Эстетика эпохи «надлома империй». Самоидентификация versus манипулирование сознанием - Виктор Петрович Крутоус
Шрифт:
Интервал:
Закладка:
Такое понимание универсального трагизма бытия повлекло за собой изменение художественных форм воплощения трагического.
Л. Андреев не порывает с глубинными традициями художественного реализма. Он чувствует своё кровное родство с ним. Особенно эта связь проявляется в сфере психологического анализа состояний героев. Ряд произведений Л. Андреева написан в добротном реалистическом духе. Такие его рассказы, как «Жили-были», «Молчание» заслужили самую высокую оценку великого реалиста Льва Толстого. Но если в эстетике классического реализма центральное место занимает объективный принцип «самодвижения» (= взаимная детерминированность характеров и обстоятельств), то индивидуальный творческий метод Л. Андреева ориентирован на значительную переработку, переплавку исходного жизненного материала силой художественной фантазии творца. Стремление автора представить силы, управляющие миром и распоряжающиеся человеческими судьбами, в обобщённом виде сближает поэтику Л. Андреева с символизмом. (Сам писатель использует в этом контексте термин «алгебраизация»).
Л. Андреев пытается, далее, многократно усилить воздействие произведения на читателя, буквально потрясти его, лишить привычного душевного равновесия, шокировать. Этой цели служит всё многообразие средств. В том числе – изображение аномальных, самых низменных проявлений человеческой природы, находящихся на грани психической нормы и патологии, а нередко и за этой гранью. Часто Л. Андреев обостряет изображаемые противоречия до крайней степени, до парадокса (особенно в финальных сценах). Этот приём справедливо может быть охарактеризован как «провокация» по отношению к читателю. Как стремление причинить ему душевную боль и тем самым побудить к осознанию ущербности мироздания. Эти и подобные им особенности произведений Л. Андреева соответствуют принципам эстетики экспрессионизма, о чём исследовательница говорит развёрнуто и убедительно.

#### [Задания к упражнению]
1. Верните без изменений ту часть фрагмента о творчестве Л. Андреева, которая открывается словами, содержащими «Л. Андреев пытается, далее, многократно», и завершается словами «развёрнуто и убедительно.».
2. Выведите в виде JSON-списка строк участок записей от самой первой строки записей до строки, содержащей «colorbar-swatch — [212, 292, 220, 299]», включительно, по одному значению на каждую строку и без пустых строк. Другие строки в список не включайте.

#### [Записи набора данных]

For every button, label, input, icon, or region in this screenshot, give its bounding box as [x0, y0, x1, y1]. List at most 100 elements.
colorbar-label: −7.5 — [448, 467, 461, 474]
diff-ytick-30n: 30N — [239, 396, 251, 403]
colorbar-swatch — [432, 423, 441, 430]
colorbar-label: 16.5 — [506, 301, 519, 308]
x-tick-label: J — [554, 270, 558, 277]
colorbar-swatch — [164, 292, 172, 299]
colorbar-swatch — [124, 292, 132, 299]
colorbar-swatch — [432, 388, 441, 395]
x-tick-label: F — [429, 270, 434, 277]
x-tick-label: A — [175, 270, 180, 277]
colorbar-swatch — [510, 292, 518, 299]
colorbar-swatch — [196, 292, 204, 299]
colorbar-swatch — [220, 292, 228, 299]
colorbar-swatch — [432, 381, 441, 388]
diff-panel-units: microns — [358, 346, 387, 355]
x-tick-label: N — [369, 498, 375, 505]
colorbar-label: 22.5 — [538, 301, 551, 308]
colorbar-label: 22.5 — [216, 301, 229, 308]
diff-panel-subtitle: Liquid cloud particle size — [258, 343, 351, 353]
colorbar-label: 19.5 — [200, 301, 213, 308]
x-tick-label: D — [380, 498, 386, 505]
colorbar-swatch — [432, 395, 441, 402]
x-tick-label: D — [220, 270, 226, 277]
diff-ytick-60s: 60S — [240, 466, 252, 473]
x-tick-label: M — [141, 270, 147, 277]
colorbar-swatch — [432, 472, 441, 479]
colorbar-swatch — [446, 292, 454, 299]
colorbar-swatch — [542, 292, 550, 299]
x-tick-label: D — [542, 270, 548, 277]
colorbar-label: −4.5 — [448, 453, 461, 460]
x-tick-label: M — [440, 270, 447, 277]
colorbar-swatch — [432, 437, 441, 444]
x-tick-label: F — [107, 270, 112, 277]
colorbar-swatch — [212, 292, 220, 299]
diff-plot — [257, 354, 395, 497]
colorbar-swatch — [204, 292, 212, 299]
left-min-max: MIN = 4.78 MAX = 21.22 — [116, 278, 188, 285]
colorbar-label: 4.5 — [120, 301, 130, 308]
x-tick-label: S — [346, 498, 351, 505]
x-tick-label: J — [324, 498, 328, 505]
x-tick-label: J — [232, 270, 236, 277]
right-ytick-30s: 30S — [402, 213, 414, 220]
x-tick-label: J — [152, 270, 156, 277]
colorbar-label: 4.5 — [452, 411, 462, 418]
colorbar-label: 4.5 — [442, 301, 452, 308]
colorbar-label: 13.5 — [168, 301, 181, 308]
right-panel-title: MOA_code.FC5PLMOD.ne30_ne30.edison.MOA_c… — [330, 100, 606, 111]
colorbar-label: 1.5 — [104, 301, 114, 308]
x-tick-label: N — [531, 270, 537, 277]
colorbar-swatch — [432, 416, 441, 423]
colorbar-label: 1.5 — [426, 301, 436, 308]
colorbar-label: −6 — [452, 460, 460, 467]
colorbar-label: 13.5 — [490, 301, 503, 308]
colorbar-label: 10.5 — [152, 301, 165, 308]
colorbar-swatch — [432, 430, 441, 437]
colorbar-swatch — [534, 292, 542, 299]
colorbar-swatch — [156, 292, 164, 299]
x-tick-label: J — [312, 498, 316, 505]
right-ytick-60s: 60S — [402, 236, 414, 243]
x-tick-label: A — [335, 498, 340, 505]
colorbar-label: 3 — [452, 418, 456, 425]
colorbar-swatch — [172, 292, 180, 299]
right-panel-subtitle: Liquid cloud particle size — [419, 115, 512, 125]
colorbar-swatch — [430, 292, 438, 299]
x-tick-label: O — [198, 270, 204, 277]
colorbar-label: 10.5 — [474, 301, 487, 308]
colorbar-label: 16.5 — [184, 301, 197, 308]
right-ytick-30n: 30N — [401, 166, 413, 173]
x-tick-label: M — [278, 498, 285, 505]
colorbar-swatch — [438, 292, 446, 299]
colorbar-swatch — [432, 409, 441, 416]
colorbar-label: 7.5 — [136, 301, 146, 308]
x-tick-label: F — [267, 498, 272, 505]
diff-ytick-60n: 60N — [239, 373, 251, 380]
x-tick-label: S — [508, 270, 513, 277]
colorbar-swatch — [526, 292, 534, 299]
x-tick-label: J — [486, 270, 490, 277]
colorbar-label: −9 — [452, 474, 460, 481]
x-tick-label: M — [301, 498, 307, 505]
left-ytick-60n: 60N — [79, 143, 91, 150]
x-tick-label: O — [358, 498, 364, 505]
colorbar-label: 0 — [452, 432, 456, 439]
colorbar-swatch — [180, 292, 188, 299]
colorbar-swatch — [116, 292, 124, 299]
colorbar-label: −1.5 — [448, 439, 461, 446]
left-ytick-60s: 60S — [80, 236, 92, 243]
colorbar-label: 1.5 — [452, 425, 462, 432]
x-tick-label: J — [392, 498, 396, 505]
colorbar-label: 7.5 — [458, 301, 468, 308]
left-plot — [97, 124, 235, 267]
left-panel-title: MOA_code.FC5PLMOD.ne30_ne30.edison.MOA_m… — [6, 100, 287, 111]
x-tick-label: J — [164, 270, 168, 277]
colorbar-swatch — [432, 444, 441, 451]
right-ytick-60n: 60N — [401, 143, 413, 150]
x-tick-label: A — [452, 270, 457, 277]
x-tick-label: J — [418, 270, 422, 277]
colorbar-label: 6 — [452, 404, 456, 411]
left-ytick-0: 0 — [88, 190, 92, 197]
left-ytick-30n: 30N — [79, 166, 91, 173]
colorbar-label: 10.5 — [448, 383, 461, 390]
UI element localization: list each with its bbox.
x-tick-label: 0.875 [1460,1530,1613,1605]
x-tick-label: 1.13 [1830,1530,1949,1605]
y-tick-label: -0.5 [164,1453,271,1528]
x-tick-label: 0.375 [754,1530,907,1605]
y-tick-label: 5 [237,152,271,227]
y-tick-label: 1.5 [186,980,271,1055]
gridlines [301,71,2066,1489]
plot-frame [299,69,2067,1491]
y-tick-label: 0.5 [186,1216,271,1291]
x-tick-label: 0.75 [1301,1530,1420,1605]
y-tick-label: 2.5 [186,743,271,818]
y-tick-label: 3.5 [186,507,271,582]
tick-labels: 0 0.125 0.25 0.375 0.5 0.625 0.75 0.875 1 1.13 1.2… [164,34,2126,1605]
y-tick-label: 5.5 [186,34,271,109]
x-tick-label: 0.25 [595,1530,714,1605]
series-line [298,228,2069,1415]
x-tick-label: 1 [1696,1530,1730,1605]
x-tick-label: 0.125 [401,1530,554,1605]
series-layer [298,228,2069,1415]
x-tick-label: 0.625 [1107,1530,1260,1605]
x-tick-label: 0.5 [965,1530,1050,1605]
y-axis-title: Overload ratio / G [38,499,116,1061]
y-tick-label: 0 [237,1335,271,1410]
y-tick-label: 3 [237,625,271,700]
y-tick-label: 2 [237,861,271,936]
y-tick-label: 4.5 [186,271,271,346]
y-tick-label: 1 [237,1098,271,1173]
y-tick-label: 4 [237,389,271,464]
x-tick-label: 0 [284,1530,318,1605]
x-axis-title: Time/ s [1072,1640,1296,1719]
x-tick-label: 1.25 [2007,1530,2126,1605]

#### [Ответы по заданиям]
1.
Л. Андреев пытается, далее, многократно усилить воздействие произведения на читателя, буквально потрясти его, лишить привычного душевного равновесия, шокировать. Этой цели служит всё многообразие средств. В том числе – изображение аномальных, самых низменных проявлений человеческой природы, находящихся на грани психической нормы и патологии, а нередко и за этой гранью. Часто Л. Андреев обостряет изображаемые противоречия до крайней степени, до парадокса (особенно в финальных сценах). Этот приём справедливо может быть охарактеризован как «провокация» по отношению к читателю. Как стремление причинить ему душевную боль и тем самым побудить к осознанию ущербности мироздания. Эти и подобные им особенности произведений Л. Андреева соответствуют принципам эстетики экспрессионизма, о чём исследовательница говорит развёрнуто и убедительно.

2.
[
  "For every button, label, input, icon, or region in this screenshot, give its bounding box as [x0, y0, x1, y1]. List at most 100 elements.",
  "colorbar-label: −7.5 — [448, 467, 461, 474]",
  "diff-ytick-30n: 30N — [239, 396, 251, 403]",
  "colorbar-swatch — [432, 423, 441, 430]",
  "colorbar-label: 16.5 — [506, 301, 519, 308]",
  "x-tick-label: J — [554, 270, 558, 277]",
  "colorbar-swatch — [164, 292, 172, 299]",
  "colorbar-swatch — [124, 292, 132, 299]",
  "colorbar-swatch — [432, 388, 441, 395]",
  "x-tick-label: F — [429, 270, 434, 277]",
  "x-tick-label: A — [175, 270, 180, 277]",
  "colorbar-swatch — [510, 292, 518, 299]",
  "colorbar-swatch — [196, 292, 204, 299]",
  "colorbar-swatch — [220, 292, 228, 299]",
  "colorbar-swatch — [432, 381, 441, 388]",
  "diff-panel-units: microns — [358, 346, 387, 355]",
  "x-tick-label: N — [369, 498, 375, 505]",
  "colorbar-label: 22.5 — [538, 301, 551, 308]",
  "colorbar-label: 22.5 — [216, 301, 229, 308]",
  "diff-panel-subtitle: Liquid cloud particle size — [258, 343, 351, 353]",
  "colorbar-label: 19.5 — [200, 301, 213, 308]",
  "x-tick-label: D — [380, 498, 386, 505]",
  "colorbar-swatch — [432, 395, 441, 402]",
  "x-tick-label: D — [220, 270, 226, 277]",
  "diff-ytick-60s: 60S — [240, 466, 252, 473]",
  "x-tick-label: M — [141, 270, 147, 277]",
  "colorbar-swatch — [432, 472, 441, 479]",
  "colorbar-swatch — [446, 292, 454, 299]",
  "colorbar-swatch — [542, 292, 550, 299]",
  "x-tick-label: D — [542, 270, 548, 277]",
  "colorbar-label: −4.5 — [448, 453, 461, 460]",
  "x-tick-label: M — [440, 270, 447, 277]",
  "colorbar-swatch — [432, 437, 441, 444]",
  "x-tick-label: F — [107, 270, 112, 277]",
  "colorbar-swatch — [212, 292, 220, 299]"
]